# WHAT THE TASK REQUIRES:
Find how many lines in the material contain "systems"; your answer should be that number alone.

--- Start SOURCE DATA ---

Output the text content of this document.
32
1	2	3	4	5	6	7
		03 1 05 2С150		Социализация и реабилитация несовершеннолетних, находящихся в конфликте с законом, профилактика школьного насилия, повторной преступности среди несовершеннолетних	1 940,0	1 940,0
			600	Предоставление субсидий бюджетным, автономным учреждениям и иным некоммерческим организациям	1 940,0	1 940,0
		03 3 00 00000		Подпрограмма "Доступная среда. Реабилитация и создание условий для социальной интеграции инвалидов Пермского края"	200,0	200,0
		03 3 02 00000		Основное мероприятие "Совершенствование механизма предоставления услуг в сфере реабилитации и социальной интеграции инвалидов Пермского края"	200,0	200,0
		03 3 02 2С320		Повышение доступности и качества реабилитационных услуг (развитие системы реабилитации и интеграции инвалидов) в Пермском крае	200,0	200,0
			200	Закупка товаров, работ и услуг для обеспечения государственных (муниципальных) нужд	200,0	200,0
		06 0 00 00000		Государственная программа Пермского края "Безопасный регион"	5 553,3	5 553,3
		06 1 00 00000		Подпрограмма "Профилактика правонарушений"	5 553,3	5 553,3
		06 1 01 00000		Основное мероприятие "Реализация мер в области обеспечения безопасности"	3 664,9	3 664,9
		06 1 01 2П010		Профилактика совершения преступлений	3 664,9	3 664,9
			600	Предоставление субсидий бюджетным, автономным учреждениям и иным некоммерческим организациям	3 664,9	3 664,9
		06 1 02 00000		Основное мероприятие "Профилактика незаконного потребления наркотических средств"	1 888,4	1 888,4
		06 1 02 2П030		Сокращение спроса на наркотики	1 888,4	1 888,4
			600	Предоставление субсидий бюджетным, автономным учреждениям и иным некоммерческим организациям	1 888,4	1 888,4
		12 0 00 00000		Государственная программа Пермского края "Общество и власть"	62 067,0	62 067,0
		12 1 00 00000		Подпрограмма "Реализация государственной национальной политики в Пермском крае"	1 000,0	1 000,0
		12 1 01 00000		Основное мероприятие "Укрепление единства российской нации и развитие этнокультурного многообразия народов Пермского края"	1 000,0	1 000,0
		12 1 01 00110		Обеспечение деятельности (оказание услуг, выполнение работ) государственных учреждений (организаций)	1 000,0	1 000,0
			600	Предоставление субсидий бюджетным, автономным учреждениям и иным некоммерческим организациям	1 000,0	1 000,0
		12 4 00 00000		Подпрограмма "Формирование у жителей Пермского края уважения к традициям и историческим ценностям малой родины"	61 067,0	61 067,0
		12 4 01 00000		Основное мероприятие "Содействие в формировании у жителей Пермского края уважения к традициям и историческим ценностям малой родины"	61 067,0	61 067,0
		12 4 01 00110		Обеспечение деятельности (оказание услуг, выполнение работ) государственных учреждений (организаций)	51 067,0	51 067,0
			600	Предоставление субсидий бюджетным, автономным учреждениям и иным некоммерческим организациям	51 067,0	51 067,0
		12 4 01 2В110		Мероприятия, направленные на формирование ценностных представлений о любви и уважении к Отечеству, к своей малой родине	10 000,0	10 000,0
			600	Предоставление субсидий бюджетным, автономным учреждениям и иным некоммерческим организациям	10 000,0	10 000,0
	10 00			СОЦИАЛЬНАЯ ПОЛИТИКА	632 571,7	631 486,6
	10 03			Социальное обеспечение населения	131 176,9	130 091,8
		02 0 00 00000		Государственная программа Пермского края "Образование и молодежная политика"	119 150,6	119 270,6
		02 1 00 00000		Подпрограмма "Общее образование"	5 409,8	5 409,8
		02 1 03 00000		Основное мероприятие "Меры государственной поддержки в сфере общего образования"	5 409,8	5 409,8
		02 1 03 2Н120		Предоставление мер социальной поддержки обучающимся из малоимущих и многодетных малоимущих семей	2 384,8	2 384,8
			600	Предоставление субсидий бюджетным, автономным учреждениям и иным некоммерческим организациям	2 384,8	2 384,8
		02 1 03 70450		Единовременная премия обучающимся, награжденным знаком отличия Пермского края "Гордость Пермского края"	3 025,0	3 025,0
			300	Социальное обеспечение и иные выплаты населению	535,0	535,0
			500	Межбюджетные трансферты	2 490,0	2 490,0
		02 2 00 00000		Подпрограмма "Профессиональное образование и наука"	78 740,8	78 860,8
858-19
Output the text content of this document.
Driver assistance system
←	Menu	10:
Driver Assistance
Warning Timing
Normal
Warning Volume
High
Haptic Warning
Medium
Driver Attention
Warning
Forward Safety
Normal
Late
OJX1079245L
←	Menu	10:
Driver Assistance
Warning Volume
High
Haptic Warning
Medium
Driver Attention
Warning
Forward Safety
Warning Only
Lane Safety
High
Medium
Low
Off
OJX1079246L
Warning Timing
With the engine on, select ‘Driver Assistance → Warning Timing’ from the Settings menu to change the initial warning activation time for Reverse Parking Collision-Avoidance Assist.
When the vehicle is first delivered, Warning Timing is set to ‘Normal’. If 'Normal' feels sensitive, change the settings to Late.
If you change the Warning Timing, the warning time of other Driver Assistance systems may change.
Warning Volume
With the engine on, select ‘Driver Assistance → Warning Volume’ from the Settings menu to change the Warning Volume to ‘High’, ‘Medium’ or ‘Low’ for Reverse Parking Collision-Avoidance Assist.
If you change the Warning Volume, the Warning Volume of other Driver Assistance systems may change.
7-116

--- End SOURCE DATA ---
--- Start SOURCE DATA ---

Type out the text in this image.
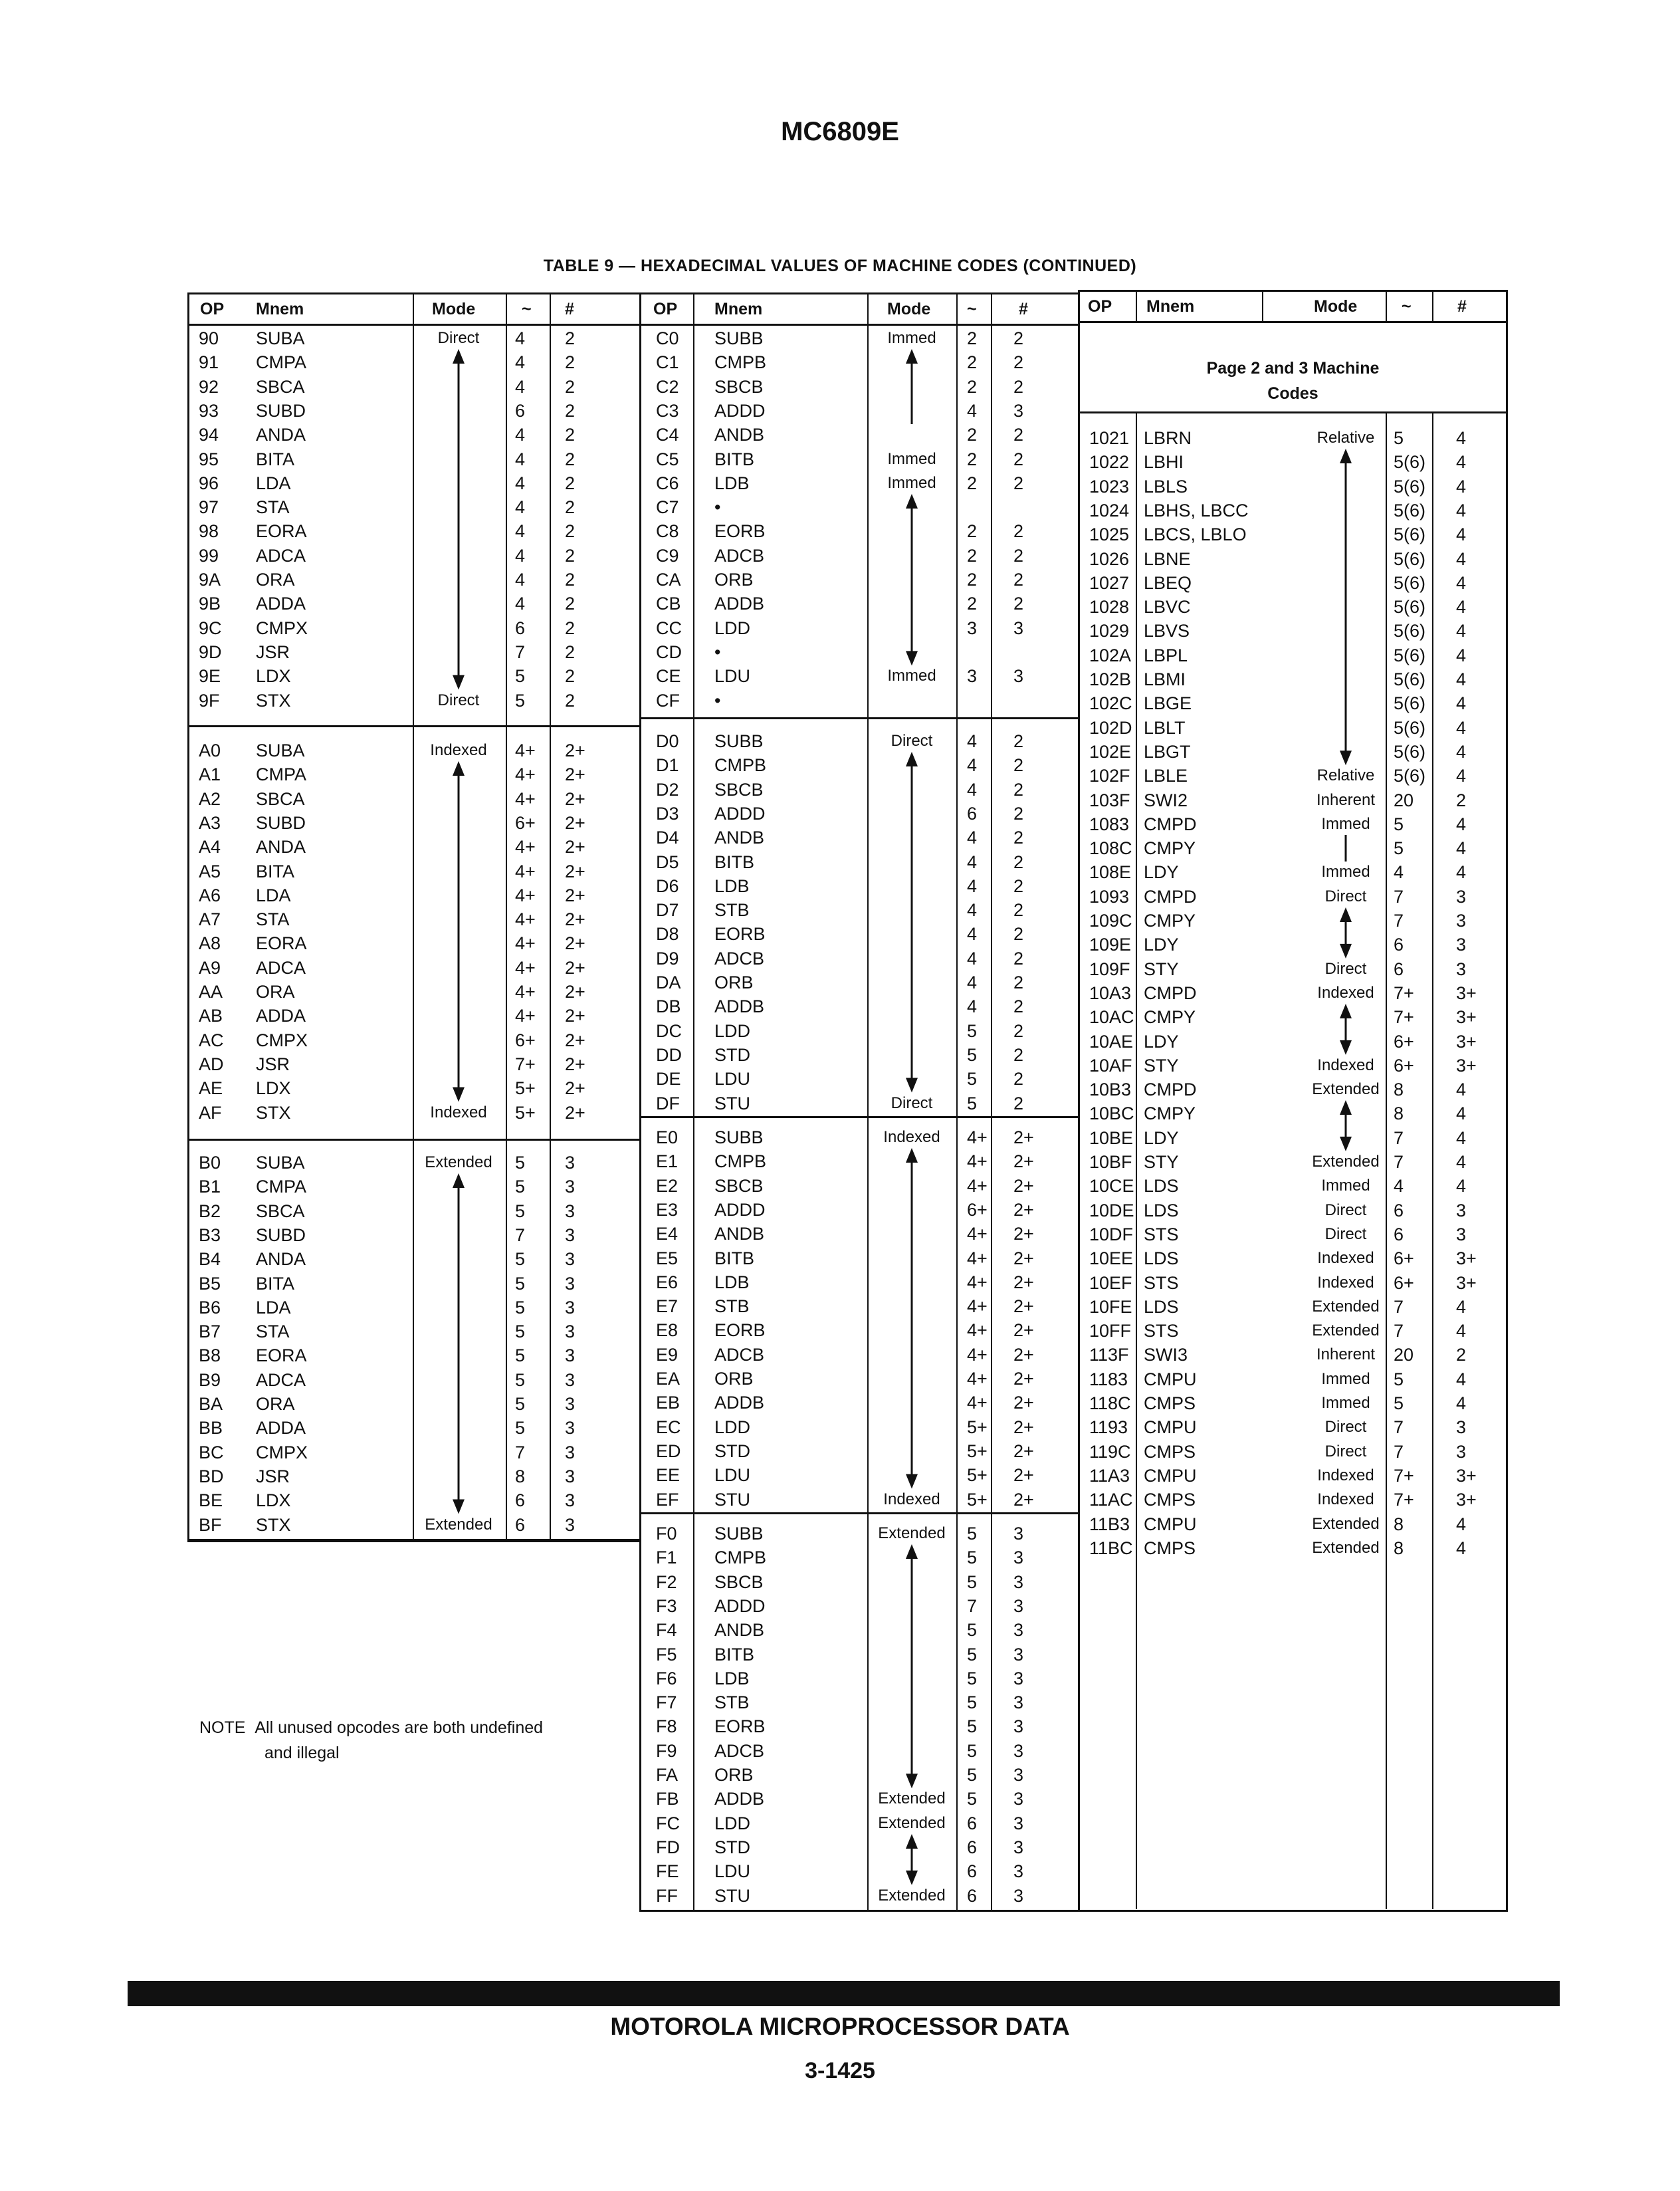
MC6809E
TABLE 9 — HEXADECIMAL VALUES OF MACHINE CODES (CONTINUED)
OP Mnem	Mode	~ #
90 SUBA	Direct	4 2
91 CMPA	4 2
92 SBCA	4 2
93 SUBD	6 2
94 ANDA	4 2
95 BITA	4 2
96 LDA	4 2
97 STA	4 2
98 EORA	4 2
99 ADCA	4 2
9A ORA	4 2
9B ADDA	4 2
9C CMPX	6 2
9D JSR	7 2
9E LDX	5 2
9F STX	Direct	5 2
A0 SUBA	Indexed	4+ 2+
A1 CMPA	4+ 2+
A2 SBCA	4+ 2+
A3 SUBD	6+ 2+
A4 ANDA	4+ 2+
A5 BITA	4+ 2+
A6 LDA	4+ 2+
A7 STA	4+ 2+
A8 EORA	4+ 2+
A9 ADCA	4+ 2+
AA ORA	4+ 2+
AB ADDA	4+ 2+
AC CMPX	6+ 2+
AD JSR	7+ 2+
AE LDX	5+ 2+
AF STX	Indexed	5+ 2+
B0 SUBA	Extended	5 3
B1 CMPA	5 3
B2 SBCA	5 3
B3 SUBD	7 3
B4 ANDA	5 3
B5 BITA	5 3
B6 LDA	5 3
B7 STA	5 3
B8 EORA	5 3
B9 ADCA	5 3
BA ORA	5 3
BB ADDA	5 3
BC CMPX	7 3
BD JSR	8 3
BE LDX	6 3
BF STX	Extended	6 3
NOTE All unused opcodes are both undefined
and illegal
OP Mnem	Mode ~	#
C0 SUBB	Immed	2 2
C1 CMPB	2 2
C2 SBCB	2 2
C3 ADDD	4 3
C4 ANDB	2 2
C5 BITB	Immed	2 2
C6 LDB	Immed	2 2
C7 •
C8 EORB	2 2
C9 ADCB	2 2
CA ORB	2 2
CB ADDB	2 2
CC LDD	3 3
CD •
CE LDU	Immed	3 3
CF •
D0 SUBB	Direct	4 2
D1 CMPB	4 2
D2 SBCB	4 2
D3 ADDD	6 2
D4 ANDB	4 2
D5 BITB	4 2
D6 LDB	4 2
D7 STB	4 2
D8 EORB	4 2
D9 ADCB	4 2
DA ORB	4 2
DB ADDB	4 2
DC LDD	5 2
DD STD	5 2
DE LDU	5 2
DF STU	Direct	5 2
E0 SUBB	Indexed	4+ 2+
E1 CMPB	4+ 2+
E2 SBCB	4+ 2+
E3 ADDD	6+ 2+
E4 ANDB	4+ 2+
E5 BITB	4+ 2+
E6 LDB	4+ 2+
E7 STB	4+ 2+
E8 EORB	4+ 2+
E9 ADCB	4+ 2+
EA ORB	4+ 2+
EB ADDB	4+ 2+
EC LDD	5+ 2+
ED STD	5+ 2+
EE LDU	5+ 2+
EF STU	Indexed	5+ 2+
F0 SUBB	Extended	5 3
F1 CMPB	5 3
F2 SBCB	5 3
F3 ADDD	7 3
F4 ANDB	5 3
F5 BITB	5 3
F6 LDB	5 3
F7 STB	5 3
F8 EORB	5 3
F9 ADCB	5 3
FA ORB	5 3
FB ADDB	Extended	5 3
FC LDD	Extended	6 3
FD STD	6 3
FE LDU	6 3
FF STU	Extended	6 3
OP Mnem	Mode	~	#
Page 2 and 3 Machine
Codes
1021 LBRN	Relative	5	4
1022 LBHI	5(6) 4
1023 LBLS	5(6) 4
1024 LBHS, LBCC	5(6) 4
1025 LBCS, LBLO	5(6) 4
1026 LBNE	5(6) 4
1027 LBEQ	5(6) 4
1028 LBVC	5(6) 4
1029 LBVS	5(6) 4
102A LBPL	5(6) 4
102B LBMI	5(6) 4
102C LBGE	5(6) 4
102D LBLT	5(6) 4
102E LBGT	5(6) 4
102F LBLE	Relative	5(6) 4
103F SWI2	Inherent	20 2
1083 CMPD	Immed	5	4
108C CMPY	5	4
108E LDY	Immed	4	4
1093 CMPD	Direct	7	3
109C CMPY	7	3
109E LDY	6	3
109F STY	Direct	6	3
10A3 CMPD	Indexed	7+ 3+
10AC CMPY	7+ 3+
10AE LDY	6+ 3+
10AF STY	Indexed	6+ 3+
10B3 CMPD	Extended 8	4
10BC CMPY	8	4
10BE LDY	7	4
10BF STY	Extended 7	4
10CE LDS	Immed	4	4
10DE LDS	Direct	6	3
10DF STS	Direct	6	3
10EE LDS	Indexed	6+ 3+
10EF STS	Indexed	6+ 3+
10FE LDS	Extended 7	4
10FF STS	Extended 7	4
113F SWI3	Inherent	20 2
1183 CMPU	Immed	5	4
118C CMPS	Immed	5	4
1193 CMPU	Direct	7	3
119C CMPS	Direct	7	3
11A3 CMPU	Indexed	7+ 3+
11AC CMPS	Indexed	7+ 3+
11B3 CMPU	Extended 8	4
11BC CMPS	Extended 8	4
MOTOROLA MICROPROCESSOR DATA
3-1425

--- End SOURCE DATA ---

# RESULT FOR THIS EXERCISE:
2